Supplied material:
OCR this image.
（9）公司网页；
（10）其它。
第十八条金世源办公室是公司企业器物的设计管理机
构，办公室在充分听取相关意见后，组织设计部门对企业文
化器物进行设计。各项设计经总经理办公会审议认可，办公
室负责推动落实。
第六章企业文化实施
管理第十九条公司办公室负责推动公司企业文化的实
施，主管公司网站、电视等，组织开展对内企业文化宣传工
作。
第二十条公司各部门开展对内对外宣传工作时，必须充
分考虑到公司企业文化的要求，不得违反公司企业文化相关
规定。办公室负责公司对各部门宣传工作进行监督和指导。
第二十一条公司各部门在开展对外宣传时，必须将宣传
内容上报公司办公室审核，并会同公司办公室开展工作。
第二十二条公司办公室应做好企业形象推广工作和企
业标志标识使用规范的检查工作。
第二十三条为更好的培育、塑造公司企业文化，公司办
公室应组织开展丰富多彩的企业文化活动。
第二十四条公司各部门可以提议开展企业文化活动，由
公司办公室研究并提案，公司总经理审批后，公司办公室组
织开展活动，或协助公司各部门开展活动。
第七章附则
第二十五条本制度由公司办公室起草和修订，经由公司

Job:
Reproduce each entry word for word.

In response:
OCR this image.
（9）公司网页；
（10）其它。
第十八条金世源办公室是公司企业器物的设计管理机
构，办公室在充分听取相关意见后，组织设计部门对企业文
化器物进行设计。各项设计经总经理办公会审议认可，办公
室负责推动落实。
第六章企业文化实施
管理第十九条公司办公室负责推动公司企业文化的实
施，主管公司网站、电视等，组织开展对内企业文化宣传工
作。
第二十条公司各部门开展对内对外宣传工作时，必须充
分考虑到公司企业文化的要求，不得违反公司企业文化相关
规定。办公室负责公司对各部门宣传工作进行监督和指导。
第二十一条公司各部门在开展对外宣传时，必须将宣传
内容上报公司办公室审核，并会同公司办公室开展工作。
第二十二条公司办公室应做好企业形象推广工作和企
业标志标识使用规范的检查工作。
第二十三条为更好的培育、塑造公司企业文化，公司办
公室应组织开展丰富多彩的企业文化活动。
第二十四条公司各部门可以提议开展企业文化活动，由
公司办公室研究并提案，公司总经理审批后，公司办公室组
织开展活动，或协助公司各部门开展活动。
第七章附则
第二十五条本制度由公司办公室起草和修订，经由公司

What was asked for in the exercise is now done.